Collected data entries

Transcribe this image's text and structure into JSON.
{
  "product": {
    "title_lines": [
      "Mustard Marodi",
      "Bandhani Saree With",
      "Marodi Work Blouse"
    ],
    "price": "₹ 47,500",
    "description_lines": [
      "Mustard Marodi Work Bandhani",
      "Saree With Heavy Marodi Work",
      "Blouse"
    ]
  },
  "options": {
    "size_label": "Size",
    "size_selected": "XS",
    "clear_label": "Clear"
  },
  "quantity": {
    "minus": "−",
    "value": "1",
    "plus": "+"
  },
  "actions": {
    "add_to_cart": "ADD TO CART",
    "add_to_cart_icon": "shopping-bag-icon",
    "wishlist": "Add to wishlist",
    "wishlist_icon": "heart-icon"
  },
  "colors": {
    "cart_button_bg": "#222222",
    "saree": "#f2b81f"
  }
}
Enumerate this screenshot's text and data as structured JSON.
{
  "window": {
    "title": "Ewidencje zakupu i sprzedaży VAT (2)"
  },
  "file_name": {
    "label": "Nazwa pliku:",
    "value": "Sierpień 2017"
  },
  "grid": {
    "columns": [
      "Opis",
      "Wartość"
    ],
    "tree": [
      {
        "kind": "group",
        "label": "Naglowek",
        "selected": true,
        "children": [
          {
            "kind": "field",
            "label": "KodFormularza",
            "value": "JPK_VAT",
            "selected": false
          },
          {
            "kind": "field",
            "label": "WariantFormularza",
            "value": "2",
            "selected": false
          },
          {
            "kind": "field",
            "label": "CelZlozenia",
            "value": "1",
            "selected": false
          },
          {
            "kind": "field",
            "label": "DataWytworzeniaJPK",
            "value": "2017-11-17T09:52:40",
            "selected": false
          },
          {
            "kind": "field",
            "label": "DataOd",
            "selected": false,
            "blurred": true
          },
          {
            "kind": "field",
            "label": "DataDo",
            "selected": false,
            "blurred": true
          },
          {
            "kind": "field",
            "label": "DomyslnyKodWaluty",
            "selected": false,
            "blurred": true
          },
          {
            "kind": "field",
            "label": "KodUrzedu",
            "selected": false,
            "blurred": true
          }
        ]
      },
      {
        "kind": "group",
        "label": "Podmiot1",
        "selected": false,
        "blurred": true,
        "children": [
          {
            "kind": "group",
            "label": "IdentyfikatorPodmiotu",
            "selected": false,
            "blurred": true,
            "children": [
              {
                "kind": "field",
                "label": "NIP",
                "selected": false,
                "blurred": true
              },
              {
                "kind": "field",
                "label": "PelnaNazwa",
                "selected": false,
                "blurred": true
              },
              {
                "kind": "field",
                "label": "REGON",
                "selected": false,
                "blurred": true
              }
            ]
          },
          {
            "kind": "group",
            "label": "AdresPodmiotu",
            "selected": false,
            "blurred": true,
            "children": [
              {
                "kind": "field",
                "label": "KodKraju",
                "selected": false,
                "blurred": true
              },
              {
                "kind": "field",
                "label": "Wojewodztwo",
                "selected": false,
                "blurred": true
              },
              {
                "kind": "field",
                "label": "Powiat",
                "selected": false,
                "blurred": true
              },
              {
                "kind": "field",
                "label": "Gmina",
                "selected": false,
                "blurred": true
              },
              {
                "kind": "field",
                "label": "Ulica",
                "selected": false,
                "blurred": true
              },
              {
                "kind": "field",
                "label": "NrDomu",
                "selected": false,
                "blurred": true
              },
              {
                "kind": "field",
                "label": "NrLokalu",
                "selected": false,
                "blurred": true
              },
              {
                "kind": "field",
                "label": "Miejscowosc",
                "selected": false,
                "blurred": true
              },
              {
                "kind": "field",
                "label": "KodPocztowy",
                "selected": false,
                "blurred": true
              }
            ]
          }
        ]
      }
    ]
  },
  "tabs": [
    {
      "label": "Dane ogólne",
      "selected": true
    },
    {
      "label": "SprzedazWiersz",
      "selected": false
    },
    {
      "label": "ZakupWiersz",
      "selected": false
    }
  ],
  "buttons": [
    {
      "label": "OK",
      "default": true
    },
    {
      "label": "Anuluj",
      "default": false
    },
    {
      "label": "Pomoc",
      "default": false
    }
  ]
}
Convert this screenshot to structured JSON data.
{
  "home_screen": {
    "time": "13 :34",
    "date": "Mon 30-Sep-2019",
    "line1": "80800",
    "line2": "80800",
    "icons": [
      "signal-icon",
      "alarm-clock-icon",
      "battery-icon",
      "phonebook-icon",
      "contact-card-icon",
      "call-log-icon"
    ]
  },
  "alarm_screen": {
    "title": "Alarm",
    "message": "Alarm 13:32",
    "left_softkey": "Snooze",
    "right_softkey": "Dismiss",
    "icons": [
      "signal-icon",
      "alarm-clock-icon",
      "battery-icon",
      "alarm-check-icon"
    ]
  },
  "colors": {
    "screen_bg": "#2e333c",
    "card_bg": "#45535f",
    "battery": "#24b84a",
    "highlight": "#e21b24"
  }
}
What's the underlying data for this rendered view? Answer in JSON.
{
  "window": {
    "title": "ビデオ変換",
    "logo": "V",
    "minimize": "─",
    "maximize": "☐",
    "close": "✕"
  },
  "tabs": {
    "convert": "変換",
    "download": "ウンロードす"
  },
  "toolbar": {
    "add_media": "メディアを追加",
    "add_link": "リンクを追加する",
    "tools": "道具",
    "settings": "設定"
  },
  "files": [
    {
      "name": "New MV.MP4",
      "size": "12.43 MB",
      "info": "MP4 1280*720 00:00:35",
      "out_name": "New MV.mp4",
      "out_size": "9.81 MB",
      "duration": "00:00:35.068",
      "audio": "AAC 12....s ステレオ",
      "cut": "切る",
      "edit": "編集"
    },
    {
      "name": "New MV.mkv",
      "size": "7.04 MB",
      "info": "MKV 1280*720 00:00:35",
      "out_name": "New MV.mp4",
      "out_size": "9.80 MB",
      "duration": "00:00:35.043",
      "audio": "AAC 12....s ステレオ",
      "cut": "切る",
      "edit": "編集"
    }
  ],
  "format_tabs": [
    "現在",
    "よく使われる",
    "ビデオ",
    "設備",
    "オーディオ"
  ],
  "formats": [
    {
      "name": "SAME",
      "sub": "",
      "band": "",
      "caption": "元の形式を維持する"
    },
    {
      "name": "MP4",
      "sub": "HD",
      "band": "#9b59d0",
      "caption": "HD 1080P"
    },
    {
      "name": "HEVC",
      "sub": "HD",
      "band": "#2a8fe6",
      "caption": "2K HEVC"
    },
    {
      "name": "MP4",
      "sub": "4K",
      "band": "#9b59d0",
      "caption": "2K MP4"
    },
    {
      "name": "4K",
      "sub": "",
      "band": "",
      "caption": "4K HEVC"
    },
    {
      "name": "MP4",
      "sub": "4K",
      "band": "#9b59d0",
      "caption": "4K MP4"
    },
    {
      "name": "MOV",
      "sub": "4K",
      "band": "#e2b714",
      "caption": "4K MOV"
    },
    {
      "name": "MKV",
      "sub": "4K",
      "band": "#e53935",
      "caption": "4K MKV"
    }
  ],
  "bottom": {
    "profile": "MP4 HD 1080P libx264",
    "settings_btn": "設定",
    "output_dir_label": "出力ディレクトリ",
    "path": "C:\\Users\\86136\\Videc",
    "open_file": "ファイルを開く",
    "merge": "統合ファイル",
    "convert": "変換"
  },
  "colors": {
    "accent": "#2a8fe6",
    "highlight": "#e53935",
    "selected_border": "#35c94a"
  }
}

**EXERCISE PROMPT:**
Give the listing again, word for word.

**SOLUTION TO THE PROBLEM:**
Transcribe this image's text and structure into JSON.
{
  "product": {
    "title_lines": [
      "Mustard Marodi",
      "Bandhani Saree With",
      "Marodi Work Blouse"
    ],
    "price": "₹ 47,500",
    "description_lines": [
      "Mustard Marodi Work Bandhani",
      "Saree With Heavy Marodi Work",
      "Blouse"
    ]
  },
  "options": {
    "size_label": "Size",
    "size_selected": "XS",
    "clear_label": "Clear"
  },
  "quantity": {
    "minus": "−",
    "value": "1",
    "plus": "+"
  },
  "actions": {
    "add_to_cart": "ADD TO CART",
    "add_to_cart_icon": "shopping-bag-icon",
    "wishlist": "Add to wishlist",
    "wishlist_icon": "heart-icon"
  },
  "colors": {
    "cart_button_bg": "#222222",
    "saree": "#f2b81f"
  }
}
Enumerate this screenshot's text and data as structured JSON.
{
  "window": {
    "title": "Ewidencje zakupu i sprzedaży VAT (2)"
  },
  "file_name": {
    "label": "Nazwa pliku:",
    "value": "Sierpień 2017"
  },
  "grid": {
    "columns": [
      "Opis",
      "Wartość"
    ],
    "tree": [
      {
        "kind": "group",
        "label": "Naglowek",
        "selected": true,
        "children": [
          {
            "kind": "field",
            "label": "KodFormularza",
            "value": "JPK_VAT",
            "selected": false
          },
          {
            "kind": "field",
            "label": "WariantFormularza",
            "value": "2",
            "selected": false
          },
          {
            "kind": "field",
            "label": "CelZlozenia",
            "value": "1",
            "selected": false
          },
          {
            "kind": "field",
            "label": "DataWytworzeniaJPK",
            "value": "2017-11-17T09:52:40",
            "selected": false
          },
          {
            "kind": "field",
            "label": "DataOd",
            "selected": false,
            "blurred": true
          },
          {
            "kind": "field",
            "label": "DataDo",
            "selected": false,
            "blurred": true
          },
          {
            "kind": "field",
            "label": "DomyslnyKodWaluty",
            "selected": false,
            "blurred": true
          },
          {
            "kind": "field",
            "label": "KodUrzedu",
            "selected": false,
            "blurred": true
          }
        ]
      },
      {
        "kind": "group",
        "label": "Podmiot1",
        "selected": false,
        "blurred": true,
        "children": [
          {
            "kind": "group",
            "label": "IdentyfikatorPodmiotu",
            "selected": false,
            "blurred": true,
            "children": [
              {
                "kind": "field",
                "label": "NIP",
                "selected": false,
                "blurred": true
              },
              {
                "kind": "field",
                "label": "PelnaNazwa",
                "selected": false,
                "blurred": true
              },
              {
                "kind": "field",
                "label": "REGON",
                "selected": false,
                "blurred": true
              }
            ]
          },
          {
            "kind": "group",
            "label": "AdresPodmiotu",
            "selected": false,
            "blurred": true,
            "children": [
              {
                "kind": "field",
                "label": "KodKraju",
                "selected": false,
                "blurred": true
              },
              {
                "kind": "field",
                "label": "Wojewodztwo",
                "selected": false,
                "blurred": true
              },
              {
                "kind": "field",
                "label": "Powiat",
                "selected": false,
                "blurred": true
              },
              {
                "kind": "field",
                "label": "Gmina",
                "selected": false,
                "blurred": true
              },
              {
                "kind": "field",
                "label": "Ulica",
                "selected": false,
                "blurred": true
              },
              {
                "kind": "field",
                "label": "NrDomu",
                "selected": false,
                "blurred": true
              },
              {
                "kind": "field",
                "label": "NrLokalu",
                "selected": false,
                "blurred": true
              },
              {
                "kind": "field",
                "label": "Miejscowosc",
                "selected": false,
                "blurred": true
              },
              {
                "kind": "field",
                "label": "KodPocztowy",
                "selected": false,
                "blurred": true
              }
            ]
          }
        ]
      }
    ]
  },
  "tabs": [
    {
      "label": "Dane ogólne",
      "selected": true
    },
    {
      "label": "SprzedazWiersz",
      "selected": false
    },
    {
      "label": "ZakupWiersz",
      "selected": false
    }
  ],
  "buttons": [
    {
      "label": "OK",
      "default": true
    },
    {
      "label": "Anuluj",
      "default": false
    },
    {
      "label": "Pomoc",
      "default": false
    }
  ]
}
Convert this screenshot to structured JSON data.
{
  "home_screen": {
    "time": "13 :34",
    "date": "Mon 30-Sep-2019",
    "line1": "80800",
    "line2": "80800",
    "icons": [
      "signal-icon",
      "alarm-clock-icon",
      "battery-icon",
      "phonebook-icon",
      "contact-card-icon",
      "call-log-icon"
    ]
  },
  "alarm_screen": {
    "title": "Alarm",
    "message": "Alarm 13:32",
    "left_softkey": "Snooze",
    "right_softkey": "Dismiss",
    "icons": [
      "signal-icon",
      "alarm-clock-icon",
      "battery-icon",
      "alarm-check-icon"
    ]
  },
  "colors": {
    "screen_bg": "#2e333c",
    "card_bg": "#45535f",
    "battery": "#24b84a",
    "highlight": "#e21b24"
  }
}
What's the underlying data for this rendered view? Answer in JSON.
{
  "window": {
    "title": "ビデオ変換",
    "logo": "V",
    "minimize": "─",
    "maximize": "☐",
    "close": "✕"
  },
  "tabs": {
    "convert": "変換",
    "download": "ウンロードす"
  },
  "toolbar": {
    "add_media": "メディアを追加",
    "add_link": "リンクを追加する",
    "tools": "道具",
    "settings": "設定"
  },
  "files": [
    {
      "name": "New MV.MP4",
      "size": "12.43 MB",
      "info": "MP4 1280*720 00:00:35",
      "out_name": "New MV.mp4",
      "out_size": "9.81 MB",
      "duration": "00:00:35.068",
      "audio": "AAC 12....s ステレオ",
      "cut": "切る",
      "edit": "編集"
    },
    {
      "name": "New MV.mkv",
      "size": "7.04 MB",
      "info": "MKV 1280*720 00:00:35",
      "out_name": "New MV.mp4",
      "out_size": "9.80 MB",
      "duration": "00:00:35.043",
      "audio": "AAC 12....s ステレオ",
      "cut": "切る",
      "edit": "編集"
    }
  ],
  "format_tabs": [
    "現在",
    "よく使われる",
    "ビデオ",
    "設備",
    "オーディオ"
  ],
  "formats": [
    {
      "name": "SAME",
      "sub": "",
      "band": "",
      "caption": "元の形式を維持する"
    },
    {
      "name": "MP4",
      "sub": "HD",
      "band": "#9b59d0",
      "caption": "HD 1080P"
    },
    {
      "name": "HEVC",
      "sub": "HD",
      "band": "#2a8fe6",
      "caption": "2K HEVC"
    },
    {
      "name": "MP4",
      "sub": "4K",
      "band": "#9b59d0",
      "caption": "2K MP4"
    },
    {
      "name": "4K",
      "sub": "",
      "band": "",
      "caption": "4K HEVC"
    },
    {
      "name": "MP4",
      "sub": "4K",
      "band": "#9b59d0",
      "caption": "4K MP4"
    },
    {
      "name": "MOV",
      "sub": "4K",
      "band": "#e2b714",
      "caption": "4K MOV"
    },
    {
      "name": "MKV",
      "sub": "4K",
      "band": "#e53935",
      "caption": "4K MKV"
    }
  ],
  "bottom": {
    "profile": "MP4 HD 1080P libx264",
    "settings_btn": "設定",
    "output_dir_label": "出力ディレクトリ",
    "path": "C:\\Users\\86136\\Videc",
    "open_file": "ファイルを開く",
    "merge": "統合ファイル",
    "convert": "変換"
  },
  "colors": {
    "accent": "#2a8fe6",
    "highlight": "#e53935",
    "selected_border": "#35c94a"
  }
}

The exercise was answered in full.